→ DOCUMENT EXCERPT:
Begin

The Iterator Protocol

Laziness

An iterable is anything that you can iterate over. In other words, anything you can loop over with a for loop.

Generators are iterables, but they’re a little weird as iterables go.

Generators are lazy. As we loop over generators, they don’t compute the next item in the loop until we ask them to.

We can see this by manually looping over a generator using the built-in next function:

>>> def count(n=0):
...     print("start")
...     while True:
...         yield n
...         n += 1
...         print("loop")
...     print("end")
...
>>> c = count()
>>> next(c)
start
0
>>> next(c)
loop
1
>>> next(c)
loop
2
>>> next(c)
loop
3

Single-use

Notice that when we call next(c), our generator starts looping where it left off before? Let’s try that on a different generator:

>>> def generatorify(iterable):
...     for i in iterable:
...         yield i
...
>>> g = generatorify([1, 2, 3, 4])
>>> g
<generator object generatorify at 0x7f57a0436360>
>>> next(g)
1
>>> next(g)
2
>>> for x in g:
...     print(x)
...
3
4

Generators keep track of where they were so that when we loop over them they’ll always start up where they left off.

What happens if we loop over a generator that’s all done?

>>> for x in g:
...     print(x)
...

It doesn’t give us anything else. Let’s try calling next on it:

>>> next(g)

End

Print the iterator protocol page from "An iterable is" to "as iterables go." word for word.

(Dataset records)

Begin

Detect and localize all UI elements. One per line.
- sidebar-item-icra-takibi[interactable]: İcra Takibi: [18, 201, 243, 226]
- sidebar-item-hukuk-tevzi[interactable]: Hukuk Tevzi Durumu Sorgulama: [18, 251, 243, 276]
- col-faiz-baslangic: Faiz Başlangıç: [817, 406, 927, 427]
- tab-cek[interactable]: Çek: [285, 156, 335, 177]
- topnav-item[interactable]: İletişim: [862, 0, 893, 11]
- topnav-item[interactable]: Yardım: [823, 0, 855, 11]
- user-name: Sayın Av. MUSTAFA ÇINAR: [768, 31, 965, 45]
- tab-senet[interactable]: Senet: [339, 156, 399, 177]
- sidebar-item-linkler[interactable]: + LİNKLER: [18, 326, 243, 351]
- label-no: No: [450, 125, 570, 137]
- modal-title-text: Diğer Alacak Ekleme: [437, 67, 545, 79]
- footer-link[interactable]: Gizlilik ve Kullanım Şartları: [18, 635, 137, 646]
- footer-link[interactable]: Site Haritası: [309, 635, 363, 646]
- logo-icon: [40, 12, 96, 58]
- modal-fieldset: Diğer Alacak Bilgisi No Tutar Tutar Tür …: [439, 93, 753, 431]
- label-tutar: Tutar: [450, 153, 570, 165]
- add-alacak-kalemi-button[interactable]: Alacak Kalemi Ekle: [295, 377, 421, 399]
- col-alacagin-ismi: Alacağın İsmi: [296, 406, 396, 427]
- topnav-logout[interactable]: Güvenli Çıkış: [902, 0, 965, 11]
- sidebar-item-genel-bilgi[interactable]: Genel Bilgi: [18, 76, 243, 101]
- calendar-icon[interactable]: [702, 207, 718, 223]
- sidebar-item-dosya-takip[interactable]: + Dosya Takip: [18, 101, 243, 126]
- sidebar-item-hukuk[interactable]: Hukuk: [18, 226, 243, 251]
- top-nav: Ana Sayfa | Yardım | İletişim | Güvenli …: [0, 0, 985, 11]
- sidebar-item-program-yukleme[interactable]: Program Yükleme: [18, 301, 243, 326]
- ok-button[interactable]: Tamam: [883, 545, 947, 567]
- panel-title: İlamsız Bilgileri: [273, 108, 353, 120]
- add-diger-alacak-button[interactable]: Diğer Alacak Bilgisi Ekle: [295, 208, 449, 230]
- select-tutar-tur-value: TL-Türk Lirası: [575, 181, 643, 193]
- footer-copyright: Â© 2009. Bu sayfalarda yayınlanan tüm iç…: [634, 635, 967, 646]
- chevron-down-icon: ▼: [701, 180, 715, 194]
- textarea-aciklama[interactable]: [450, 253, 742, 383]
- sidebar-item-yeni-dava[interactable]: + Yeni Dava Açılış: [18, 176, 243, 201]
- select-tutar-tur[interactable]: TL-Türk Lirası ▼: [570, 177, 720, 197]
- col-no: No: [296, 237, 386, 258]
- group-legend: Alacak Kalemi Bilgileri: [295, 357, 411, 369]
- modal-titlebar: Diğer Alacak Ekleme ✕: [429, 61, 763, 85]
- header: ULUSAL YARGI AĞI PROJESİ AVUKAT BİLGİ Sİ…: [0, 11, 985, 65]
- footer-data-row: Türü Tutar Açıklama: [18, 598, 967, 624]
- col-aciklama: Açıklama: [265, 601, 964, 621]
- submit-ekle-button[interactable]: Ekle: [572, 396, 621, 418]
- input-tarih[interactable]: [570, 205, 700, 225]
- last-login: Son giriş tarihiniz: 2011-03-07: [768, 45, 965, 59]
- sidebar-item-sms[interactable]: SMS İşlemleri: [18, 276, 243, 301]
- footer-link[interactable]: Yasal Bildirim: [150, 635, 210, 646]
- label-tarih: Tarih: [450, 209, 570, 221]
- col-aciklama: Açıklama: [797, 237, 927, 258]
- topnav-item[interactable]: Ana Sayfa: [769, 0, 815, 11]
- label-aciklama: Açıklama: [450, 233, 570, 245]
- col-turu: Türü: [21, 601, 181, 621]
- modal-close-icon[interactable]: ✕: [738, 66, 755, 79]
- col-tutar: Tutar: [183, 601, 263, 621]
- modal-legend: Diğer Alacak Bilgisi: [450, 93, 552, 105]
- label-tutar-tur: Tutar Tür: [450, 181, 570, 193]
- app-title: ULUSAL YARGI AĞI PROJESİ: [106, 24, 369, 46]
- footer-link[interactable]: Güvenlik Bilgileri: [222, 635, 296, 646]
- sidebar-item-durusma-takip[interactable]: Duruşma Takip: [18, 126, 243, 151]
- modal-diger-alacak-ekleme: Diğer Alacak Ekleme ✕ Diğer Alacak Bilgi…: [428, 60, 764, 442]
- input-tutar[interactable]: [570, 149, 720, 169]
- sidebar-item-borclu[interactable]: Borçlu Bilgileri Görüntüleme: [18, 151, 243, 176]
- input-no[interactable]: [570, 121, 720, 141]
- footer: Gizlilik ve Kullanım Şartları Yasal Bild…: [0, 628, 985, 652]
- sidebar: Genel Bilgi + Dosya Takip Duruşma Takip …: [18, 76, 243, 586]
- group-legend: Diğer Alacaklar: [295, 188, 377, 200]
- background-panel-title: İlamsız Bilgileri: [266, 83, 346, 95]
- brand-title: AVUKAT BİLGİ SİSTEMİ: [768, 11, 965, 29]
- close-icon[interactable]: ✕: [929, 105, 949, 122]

End

→ FULL SOLUTION:
An iterable is anything that you can iterate over. In other words, anything you can loop over with a for loop.

Generators are iterables, but they’re a little weird as iterables go.